__SELECTED EXTRACT__:
━━━━━━━━━━━━━━━━━━━━━━━━━━━━━━

[Intel-gfx] [PATCH 3/3] drm/i915/gem: Try an alternate engine for relocations

Fri May 1 12:47:36 UTC 2020

On 01/05/2020 11:19, Chris Wilson wrote:
> If at first we don't succeed, try try again.
> 
> No all engines may support the MI ops we need to perform asynchronous
> relocation patching, and so we end up failing back to a synchronous
> operation that has a liability of blocking. However, Tvrtko pointed out
> we don't need to use the same engine to perform the relocations as we
> are planning to execute the execbuf on, and so if we switch over to a
> working engine, we can perform the relocation asynchronously. The user
> execbuf will be queued after the relocations by virtue of fencing.
> 
> This patch creates a new context per execbuf requiring asynchronous
> relocations on an unusable engines. This is perhaps a bit excessive and
> can be amoriated by a small context cache, but for the moment we only
> need it for working around a little used engine on Sandybridge, and only
> if relocations are actually required.
> 
> Now we just need to teach the relocation code to handle physical
> addressing for gen2/3, and we should then have universal support!
> 
> Suggested-by: Tvrtko Ursulin <tvrtko.ursulin at intel.com>
> Testcase: igt/gem_exec_reloc/basic-spin # snb
> Signed-off-by: Chris Wilson <chris at chris-wilson.co.uk>
> Cc: Tvrtko Ursulin <tvrtko.ursulin at intel.com>
> ---
>   .../gpu/drm/i915/gem/i915_gem_execbuffer.c    | 32 ++++++++++++++++---
>   1 file changed, 27 insertions(+), 5 deletions(-)
> 
> diff --git a/drivers/gpu/drm/i915/gem/i915_gem_execbuffer.c b/drivers/gpu/drm/i915/gem/i915_gem_execbuffer.c
> index b224a453e2a3..6d649de3a796 100644
> --- a/drivers/gpu/drm/i915/gem/i915_gem_execbuffer.c
> +++ b/drivers/gpu/drm/i915/gem/i915_gem_execbuffer.c
> @@ -1280,6 +1280,7 @@ static int reloc_move_to_gpu(struct i915_request *rq, struct i915_vma *vma)
>   }
>   
>   static int __reloc_gpu_alloc(struct i915_execbuffer *eb,
> +			     struct intel_engine_cs *engine,
>   			     unsigned int len)

━━━━━━━━━━━━━━━━━━━━━━━━━━━━━━

[Annotated listings of elements]

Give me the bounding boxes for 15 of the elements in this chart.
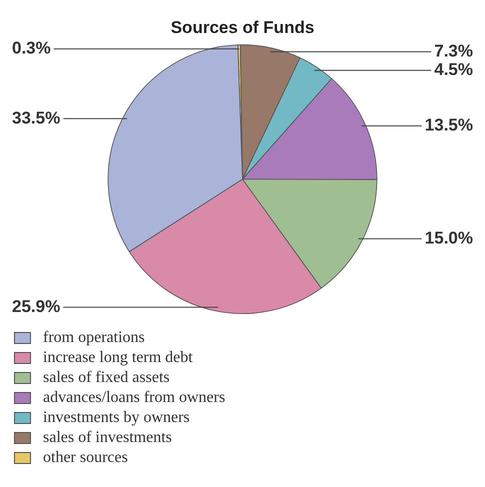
legend-label: investments by owners	[43, 409, 190, 427]
legend-label: sales of fixed assets	[43, 369, 170, 387]
chart-title: Sources of Funds	[170, 18, 314, 37]
data-label: 4.5%	[434, 60, 473, 80]
data-label: 7.3%	[434, 41, 473, 60]
data-label: 15.0%	[424, 228, 473, 248]
legend-label: sales of investments	[43, 429, 172, 447]
legend-label: increase long term debt	[43, 349, 193, 367]
data-label: 33.5%	[12, 108, 60, 128]
data-label: 13.5%	[424, 116, 473, 135]
legend-label: advances/loans from owners	[43, 389, 226, 407]
data-label: 25.9%	[12, 296, 60, 316]
data-label: 0.3%	[12, 38, 51, 58]
legend-label: from operations	[43, 329, 145, 347]
legend-label: other sources	[43, 449, 128, 467]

━━━━━━━━━━━━━━━━━━━━━━━━━━━━━━

__WRITTEN TASKS__:
1 > Sum up the patch message in two sentences.
2 > Repeat the patch message word for word between "On 01/05/2020 11:19, Chris" and "virtue of fencing.", inclusive.
The items were taken from a separate source, not from the patch message.

__RESPONSES__:
1 > Since not every engine supports the operations needed for asynchronous relocation patching, the patch lets relocations run on a different, working engine, with the user execbuf queued after them through fencing. It creates a new context for each execbuf that needs this, which may be a bit excessive but is only needed for a little-used engine on Sandybridge and only when relocations are actually required.

2 >
On 01/05/2020 11:19, Chris Wilson wrote:
> If at first we don't succeed, try try again.
> 
> No all engines may support the MI ops we need to perform asynchronous
> relocation patching, and so we end up failing back to a synchronous
> operation that has a liability of blocking. However, Tvrtko pointed out
> we don't need to use the same engine to perform the relocations as we
> are planning to execute the execbuf on, and so if we switch over to a
> working engine, we can perform the relocation asynchronously. The user
> execbuf will be queued after the relocations by virtue of fencing.